▶ Task to carry out
Can you reproduce everything in the listing from the line containing "Detect and localize" down to the line containing "param-row: Name author", swapping "publisher" for "editor" and leaving everything else unchanged?

(Stored entries)
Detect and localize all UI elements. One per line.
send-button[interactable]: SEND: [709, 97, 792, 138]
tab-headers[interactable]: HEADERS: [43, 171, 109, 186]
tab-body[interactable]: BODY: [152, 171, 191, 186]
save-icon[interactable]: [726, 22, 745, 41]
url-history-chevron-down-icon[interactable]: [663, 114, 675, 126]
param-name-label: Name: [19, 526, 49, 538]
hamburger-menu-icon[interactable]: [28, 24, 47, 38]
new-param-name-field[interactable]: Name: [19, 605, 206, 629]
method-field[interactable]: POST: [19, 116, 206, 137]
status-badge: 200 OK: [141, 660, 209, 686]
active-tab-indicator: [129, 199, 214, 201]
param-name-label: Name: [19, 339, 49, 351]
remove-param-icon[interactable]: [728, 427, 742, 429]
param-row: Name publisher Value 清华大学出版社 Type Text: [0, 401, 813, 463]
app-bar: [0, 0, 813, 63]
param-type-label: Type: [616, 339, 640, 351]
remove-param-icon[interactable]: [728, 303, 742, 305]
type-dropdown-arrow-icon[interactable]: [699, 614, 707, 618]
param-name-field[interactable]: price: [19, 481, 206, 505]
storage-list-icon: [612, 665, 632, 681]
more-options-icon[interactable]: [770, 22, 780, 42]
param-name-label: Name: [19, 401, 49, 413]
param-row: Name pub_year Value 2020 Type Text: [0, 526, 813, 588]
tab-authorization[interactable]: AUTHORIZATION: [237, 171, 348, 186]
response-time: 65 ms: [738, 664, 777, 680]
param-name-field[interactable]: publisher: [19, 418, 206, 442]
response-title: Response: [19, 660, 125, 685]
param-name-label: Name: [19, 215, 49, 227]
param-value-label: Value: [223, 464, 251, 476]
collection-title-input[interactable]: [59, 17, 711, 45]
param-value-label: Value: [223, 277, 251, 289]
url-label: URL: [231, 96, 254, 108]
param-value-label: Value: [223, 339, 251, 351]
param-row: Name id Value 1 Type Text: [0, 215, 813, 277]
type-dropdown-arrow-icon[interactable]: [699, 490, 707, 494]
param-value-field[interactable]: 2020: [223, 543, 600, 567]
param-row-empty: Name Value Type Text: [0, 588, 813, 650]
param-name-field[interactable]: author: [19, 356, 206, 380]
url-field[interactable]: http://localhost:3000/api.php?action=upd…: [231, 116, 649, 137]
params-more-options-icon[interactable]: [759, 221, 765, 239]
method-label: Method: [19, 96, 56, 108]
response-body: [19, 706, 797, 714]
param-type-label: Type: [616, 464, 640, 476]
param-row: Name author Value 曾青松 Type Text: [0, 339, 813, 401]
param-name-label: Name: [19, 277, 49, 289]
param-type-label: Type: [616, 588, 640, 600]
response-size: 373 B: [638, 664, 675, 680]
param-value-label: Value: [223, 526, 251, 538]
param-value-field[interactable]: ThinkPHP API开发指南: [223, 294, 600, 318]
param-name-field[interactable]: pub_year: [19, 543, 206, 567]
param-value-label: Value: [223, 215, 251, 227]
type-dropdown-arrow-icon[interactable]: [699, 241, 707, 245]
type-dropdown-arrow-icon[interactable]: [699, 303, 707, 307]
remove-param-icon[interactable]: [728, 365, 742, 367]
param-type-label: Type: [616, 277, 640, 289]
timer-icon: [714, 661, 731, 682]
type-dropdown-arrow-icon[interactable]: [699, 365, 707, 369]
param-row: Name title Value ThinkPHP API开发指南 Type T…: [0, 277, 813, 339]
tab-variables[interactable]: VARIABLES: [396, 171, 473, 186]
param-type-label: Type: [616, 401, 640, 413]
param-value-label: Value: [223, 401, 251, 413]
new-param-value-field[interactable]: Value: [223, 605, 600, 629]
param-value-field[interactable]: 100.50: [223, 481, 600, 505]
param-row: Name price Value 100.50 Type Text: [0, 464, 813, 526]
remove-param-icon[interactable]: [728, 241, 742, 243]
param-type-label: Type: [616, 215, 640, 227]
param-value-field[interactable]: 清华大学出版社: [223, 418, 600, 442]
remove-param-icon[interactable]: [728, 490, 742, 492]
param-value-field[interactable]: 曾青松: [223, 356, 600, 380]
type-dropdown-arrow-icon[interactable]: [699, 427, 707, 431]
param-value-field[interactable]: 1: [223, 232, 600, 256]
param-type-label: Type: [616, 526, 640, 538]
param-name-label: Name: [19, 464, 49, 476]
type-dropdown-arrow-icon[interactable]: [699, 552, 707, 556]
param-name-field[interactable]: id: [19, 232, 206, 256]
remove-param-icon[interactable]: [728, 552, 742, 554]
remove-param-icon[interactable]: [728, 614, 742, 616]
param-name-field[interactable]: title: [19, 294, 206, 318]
...
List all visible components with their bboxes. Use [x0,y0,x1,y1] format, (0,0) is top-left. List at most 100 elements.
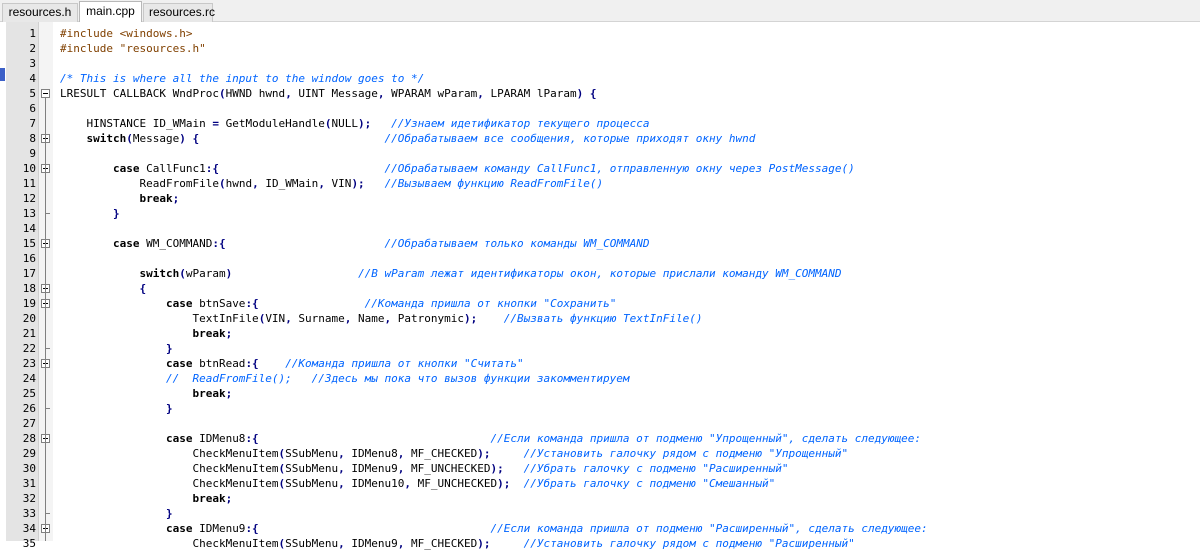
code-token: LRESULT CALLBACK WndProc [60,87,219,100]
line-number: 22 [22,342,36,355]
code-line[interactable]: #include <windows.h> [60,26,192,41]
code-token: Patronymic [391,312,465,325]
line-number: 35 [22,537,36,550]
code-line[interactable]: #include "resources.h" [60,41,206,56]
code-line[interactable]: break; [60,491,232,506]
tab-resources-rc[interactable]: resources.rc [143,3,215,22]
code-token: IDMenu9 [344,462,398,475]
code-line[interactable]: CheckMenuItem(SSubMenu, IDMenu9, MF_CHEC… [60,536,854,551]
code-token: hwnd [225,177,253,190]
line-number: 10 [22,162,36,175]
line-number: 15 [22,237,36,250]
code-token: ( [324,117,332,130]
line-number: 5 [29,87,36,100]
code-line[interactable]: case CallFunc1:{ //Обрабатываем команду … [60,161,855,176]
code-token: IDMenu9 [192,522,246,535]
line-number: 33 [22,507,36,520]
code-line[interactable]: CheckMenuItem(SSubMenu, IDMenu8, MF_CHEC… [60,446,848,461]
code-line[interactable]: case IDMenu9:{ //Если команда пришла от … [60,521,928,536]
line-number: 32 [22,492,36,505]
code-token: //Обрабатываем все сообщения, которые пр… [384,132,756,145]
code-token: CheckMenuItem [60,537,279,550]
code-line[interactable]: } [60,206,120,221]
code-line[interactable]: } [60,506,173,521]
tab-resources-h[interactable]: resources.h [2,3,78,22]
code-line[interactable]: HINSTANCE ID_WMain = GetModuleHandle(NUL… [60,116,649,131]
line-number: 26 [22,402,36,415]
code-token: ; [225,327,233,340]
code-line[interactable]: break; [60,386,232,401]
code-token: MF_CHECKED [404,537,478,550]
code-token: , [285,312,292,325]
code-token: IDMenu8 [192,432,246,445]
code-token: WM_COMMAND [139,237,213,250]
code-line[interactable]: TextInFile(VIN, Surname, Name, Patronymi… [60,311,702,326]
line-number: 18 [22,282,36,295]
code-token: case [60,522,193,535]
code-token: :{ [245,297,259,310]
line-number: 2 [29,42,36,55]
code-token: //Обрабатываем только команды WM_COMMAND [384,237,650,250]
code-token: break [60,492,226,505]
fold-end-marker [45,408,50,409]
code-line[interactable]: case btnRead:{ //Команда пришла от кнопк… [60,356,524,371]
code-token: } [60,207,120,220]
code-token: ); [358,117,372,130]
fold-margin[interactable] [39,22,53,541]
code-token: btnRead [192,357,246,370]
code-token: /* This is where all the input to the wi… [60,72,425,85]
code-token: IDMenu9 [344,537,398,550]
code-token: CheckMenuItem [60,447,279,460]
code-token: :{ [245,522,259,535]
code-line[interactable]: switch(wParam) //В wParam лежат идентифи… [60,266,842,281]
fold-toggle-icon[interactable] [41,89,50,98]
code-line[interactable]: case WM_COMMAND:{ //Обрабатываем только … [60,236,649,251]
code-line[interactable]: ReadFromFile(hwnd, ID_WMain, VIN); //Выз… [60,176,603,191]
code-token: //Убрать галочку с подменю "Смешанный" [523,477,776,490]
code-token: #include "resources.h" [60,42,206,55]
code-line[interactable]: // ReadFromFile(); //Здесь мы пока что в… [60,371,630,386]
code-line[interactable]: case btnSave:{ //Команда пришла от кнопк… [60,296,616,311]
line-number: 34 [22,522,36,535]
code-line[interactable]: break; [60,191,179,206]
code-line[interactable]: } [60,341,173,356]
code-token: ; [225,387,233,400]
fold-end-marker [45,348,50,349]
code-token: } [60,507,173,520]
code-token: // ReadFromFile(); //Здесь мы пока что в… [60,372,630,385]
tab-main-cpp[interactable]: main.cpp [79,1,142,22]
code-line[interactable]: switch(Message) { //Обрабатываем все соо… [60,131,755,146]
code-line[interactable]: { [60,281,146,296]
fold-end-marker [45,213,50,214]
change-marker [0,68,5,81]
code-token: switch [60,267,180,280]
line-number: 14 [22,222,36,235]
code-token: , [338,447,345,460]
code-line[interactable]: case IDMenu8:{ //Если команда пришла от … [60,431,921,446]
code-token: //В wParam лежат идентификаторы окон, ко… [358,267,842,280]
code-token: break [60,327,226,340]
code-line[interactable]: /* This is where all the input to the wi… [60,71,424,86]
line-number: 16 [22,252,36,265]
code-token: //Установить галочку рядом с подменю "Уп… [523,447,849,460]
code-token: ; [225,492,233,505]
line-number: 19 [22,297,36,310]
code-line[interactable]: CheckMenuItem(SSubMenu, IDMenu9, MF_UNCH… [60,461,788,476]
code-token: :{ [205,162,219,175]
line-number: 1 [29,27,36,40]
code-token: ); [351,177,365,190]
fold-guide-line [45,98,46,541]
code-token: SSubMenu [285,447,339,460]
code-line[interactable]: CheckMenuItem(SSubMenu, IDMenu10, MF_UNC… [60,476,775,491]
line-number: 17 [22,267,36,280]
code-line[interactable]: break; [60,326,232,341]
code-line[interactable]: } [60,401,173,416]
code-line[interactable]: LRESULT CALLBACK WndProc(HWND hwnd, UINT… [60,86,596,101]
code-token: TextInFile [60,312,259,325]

▶ Full response
Detect and localize all UI elements. One per line.
send-button[interactable]: SEND: [709, 97, 792, 138]
tab-headers[interactable]: HEADERS: [43, 171, 109, 186]
tab-body[interactable]: BODY: [152, 171, 191, 186]
save-icon[interactable]: [726, 22, 745, 41]
url-history-chevron-down-icon[interactable]: [663, 114, 675, 126]
param-name-label: Name: [19, 526, 49, 538]
hamburger-menu-icon[interactable]: [28, 24, 47, 38]
new-param-name-field[interactable]: Name: [19, 605, 206, 629]
method-field[interactable]: POST: [19, 116, 206, 137]
status-badge: 200 OK: [141, 660, 209, 686]
active-tab-indicator: [129, 199, 214, 201]
param-name-label: Name: [19, 339, 49, 351]
remove-param-icon[interactable]: [728, 427, 742, 429]
param-row: Name editor Value 清华大学出版社 Type Text: [0, 401, 813, 463]
app-bar: [0, 0, 813, 63]
param-type-label: Type: [616, 339, 640, 351]
remove-param-icon[interactable]: [728, 303, 742, 305]
type-dropdown-arrow-icon[interactable]: [699, 614, 707, 618]
param-name-field[interactable]: price: [19, 481, 206, 505]
storage-list-icon: [612, 665, 632, 681]
more-options-icon[interactable]: [770, 22, 780, 42]
param-name-label: Name: [19, 401, 49, 413]
param-row: Name pub_year Value 2020 Type Text: [0, 526, 813, 588]
tab-authorization[interactable]: AUTHORIZATION: [237, 171, 348, 186]
response-time: 65 ms: [738, 664, 777, 680]
param-name-field[interactable]: editor: [19, 418, 206, 442]
response-title: Response: [19, 660, 125, 685]
param-name-label: Name: [19, 215, 49, 227]
param-value-label: Value: [223, 464, 251, 476]
collection-title-input[interactable]: [59, 17, 711, 45]
param-value-label: Value: [223, 277, 251, 289]
url-label: URL: [231, 96, 254, 108]
param-value-label: Value: [223, 339, 251, 351]
param-row: Name id Value 1 Type Text: [0, 215, 813, 277]
type-dropdown-arrow-icon[interactable]: [699, 490, 707, 494]
param-value-field[interactable]: 2020: [223, 543, 600, 567]
param-row-empty: Name Value Type Text: [0, 588, 813, 650]
param-name-field[interactable]: author: [19, 356, 206, 380]
url-field[interactable]: http://localhost:3000/api.php?action=upd…: [231, 116, 649, 137]
params-more-options-icon[interactable]: [759, 221, 765, 239]
method-label: Method: [19, 96, 56, 108]
response-body: [19, 706, 797, 714]
param-type-label: Type: [616, 464, 640, 476]
param-row: Name author Value 曾青松 Type Text: [0, 339, 813, 401]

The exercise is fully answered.